> **Your objective**
Copy all of the material below exactly.

··· Material for the task ···

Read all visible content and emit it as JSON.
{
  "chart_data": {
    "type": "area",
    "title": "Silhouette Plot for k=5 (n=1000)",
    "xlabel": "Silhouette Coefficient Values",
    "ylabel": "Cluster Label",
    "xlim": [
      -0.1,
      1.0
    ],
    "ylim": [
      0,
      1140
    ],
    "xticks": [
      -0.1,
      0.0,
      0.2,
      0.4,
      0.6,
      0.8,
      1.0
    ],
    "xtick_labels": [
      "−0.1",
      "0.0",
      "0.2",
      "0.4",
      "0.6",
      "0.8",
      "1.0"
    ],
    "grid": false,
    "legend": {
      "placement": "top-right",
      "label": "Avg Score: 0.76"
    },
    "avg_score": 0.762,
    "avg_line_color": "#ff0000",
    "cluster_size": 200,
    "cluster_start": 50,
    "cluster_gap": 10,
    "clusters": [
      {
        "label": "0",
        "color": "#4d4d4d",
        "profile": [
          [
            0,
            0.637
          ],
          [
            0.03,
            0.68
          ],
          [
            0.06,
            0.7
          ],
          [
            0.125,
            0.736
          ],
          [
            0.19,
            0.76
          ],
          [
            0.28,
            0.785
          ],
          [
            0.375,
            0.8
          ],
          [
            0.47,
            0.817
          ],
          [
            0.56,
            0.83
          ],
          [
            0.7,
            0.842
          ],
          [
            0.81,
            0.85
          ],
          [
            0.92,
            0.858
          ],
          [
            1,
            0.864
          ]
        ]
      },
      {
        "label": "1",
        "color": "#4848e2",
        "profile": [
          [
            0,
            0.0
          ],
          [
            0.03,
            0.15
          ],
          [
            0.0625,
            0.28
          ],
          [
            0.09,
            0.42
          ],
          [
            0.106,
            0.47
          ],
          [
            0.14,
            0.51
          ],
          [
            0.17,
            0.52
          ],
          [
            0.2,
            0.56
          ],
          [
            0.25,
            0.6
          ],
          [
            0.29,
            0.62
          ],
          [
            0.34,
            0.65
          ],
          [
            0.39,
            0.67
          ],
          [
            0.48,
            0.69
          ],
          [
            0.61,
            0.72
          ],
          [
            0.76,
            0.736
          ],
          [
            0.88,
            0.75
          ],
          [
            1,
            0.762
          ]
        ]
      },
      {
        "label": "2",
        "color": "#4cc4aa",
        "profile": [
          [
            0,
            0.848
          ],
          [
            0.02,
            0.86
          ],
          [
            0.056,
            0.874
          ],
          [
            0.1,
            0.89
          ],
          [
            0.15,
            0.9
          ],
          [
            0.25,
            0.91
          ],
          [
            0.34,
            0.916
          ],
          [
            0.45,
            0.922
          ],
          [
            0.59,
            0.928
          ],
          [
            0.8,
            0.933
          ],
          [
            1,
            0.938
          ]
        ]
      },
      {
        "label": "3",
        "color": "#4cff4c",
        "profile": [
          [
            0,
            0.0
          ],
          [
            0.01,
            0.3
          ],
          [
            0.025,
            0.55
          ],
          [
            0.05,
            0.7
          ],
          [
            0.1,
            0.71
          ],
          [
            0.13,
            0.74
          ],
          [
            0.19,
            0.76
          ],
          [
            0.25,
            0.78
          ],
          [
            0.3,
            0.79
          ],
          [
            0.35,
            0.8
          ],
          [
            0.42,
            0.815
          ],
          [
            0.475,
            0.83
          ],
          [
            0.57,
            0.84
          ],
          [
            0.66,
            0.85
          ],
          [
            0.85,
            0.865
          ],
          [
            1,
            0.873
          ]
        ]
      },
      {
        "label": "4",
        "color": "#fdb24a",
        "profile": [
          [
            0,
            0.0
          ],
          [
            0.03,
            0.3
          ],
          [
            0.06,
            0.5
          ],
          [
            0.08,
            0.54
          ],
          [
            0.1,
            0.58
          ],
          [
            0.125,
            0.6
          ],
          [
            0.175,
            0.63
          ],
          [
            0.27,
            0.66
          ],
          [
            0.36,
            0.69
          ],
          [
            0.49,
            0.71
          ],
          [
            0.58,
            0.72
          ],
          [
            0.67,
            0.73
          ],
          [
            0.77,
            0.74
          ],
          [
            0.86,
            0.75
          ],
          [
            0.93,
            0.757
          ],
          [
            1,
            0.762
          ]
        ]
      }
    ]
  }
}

···

> **Solution to the problem**
Read all visible content and emit it as JSON.
{
  "chart_data": {
    "type": "area",
    "title": "Silhouette Plot for k=5 (n=1000)",
    "xlabel": "Silhouette Coefficient Values",
    "ylabel": "Cluster Label",
    "xlim": [
      -0.1,
      1.0
    ],
    "ylim": [
      0,
      1140
    ],
    "xticks": [
      -0.1,
      0.0,
      0.2,
      0.4,
      0.6,
      0.8,
      1.0
    ],
    "xtick_labels": [
      "−0.1",
      "0.0",
      "0.2",
      "0.4",
      "0.6",
      "0.8",
      "1.0"
    ],
    "grid": false,
    "legend": {
      "placement": "top-right",
      "label": "Avg Score: 0.76"
    },
    "avg_score": 0.762,
    "avg_line_color": "#ff0000",
    "cluster_size": 200,
    "cluster_start": 50,
    "cluster_gap": 10,
    "clusters": [
      {
        "label": "0",
        "color": "#4d4d4d",
        "profile": [
          [
            0,
            0.637
          ],
          [
            0.03,
            0.68
          ],
          [
            0.06,
            0.7
          ],
          [
            0.125,
            0.736
          ],
          [
            0.19,
            0.76
          ],
          [
            0.28,
            0.785
          ],
          [
            0.375,
            0.8
          ],
          [
            0.47,
            0.817
          ],
          [
            0.56,
            0.83
          ],
          [
            0.7,
            0.842
          ],
          [
            0.81,
            0.85
          ],
          [
            0.92,
            0.858
          ],
          [
            1,
            0.864
          ]
        ]
      },
      {
        "label": "1",
        "color": "#4848e2",
        "profile": [
          [
            0,
            0.0
          ],
          [
            0.03,
            0.15
          ],
          [
            0.0625,
            0.28
          ],
          [
            0.09,
            0.42
          ],
          [
            0.106,
            0.47
          ],
          [
            0.14,
            0.51
          ],
          [
            0.17,
            0.52
          ],
          [
            0.2,
            0.56
          ],
          [
            0.25,
            0.6
          ],
          [
            0.29,
            0.62
          ],
          [
            0.34,
            0.65
          ],
          [
            0.39,
            0.67
          ],
          [
            0.48,
            0.69
          ],
          [
            0.61,
            0.72
          ],
          [
            0.76,
            0.736
          ],
          [
            0.88,
            0.75
          ],
          [
            1,
            0.762
          ]
        ]
      },
      {
        "label": "2",
        "color": "#4cc4aa",
        "profile": [
          [
            0,
            0.848
          ],
          [
            0.02,
            0.86
          ],
          [
            0.056,
            0.874
          ],
          [
            0.1,
            0.89
          ],
          [
            0.15,
            0.9
          ],
          [
            0.25,
            0.91
          ],
          [
            0.34,
            0.916
          ],
          [
            0.45,
            0.922
          ],
          [
            0.59,
            0.928
          ],
          [
            0.8,
            0.933
          ],
          [
            1,
            0.938
          ]
        ]
      },
      {
        "label": "3",
        "color": "#4cff4c",
        "profile": [
          [
            0,
            0.0
          ],
          [
            0.01,
            0.3
          ],
          [
            0.025,
            0.55
          ],
          [
            0.05,
            0.7
          ],
          [
            0.1,
            0.71
          ],
          [
            0.13,
            0.74
          ],
          [
            0.19,
            0.76
          ],
          [
            0.25,
            0.78
          ],
          [
            0.3,
            0.79
          ],
          [
            0.35,
            0.8
          ],
          [
            0.42,
            0.815
          ],
          [
            0.475,
            0.83
          ],
          [
            0.57,
            0.84
          ],
          [
            0.66,
            0.85
          ],
          [
            0.85,
            0.865
          ],
          [
            1,
            0.873
          ]
        ]
      },
      {
        "label": "4",
        "color": "#fdb24a",
        "profile": [
          [
            0,
            0.0
          ],
          [
            0.03,
            0.3
          ],
          [
            0.06,
            0.5
          ],
          [
            0.08,
            0.54
          ],
          [
            0.1,
            0.58
          ],
          [
            0.125,
            0.6
          ],
          [
            0.175,
            0.63
          ],
          [
            0.27,
            0.66
          ],
          [
            0.36,
            0.69
          ],
          [
            0.49,
            0.71
          ],
          [
            0.58,
            0.72
          ],
          [
            0.67,
            0.73
          ],
          [
            0.77,
            0.74
          ],
          [
            0.86,
            0.75
          ],
          [
            0.93,
            0.757
          ],
          [
            1,
            0.762
          ]
        ]
      }
    ]
  }
}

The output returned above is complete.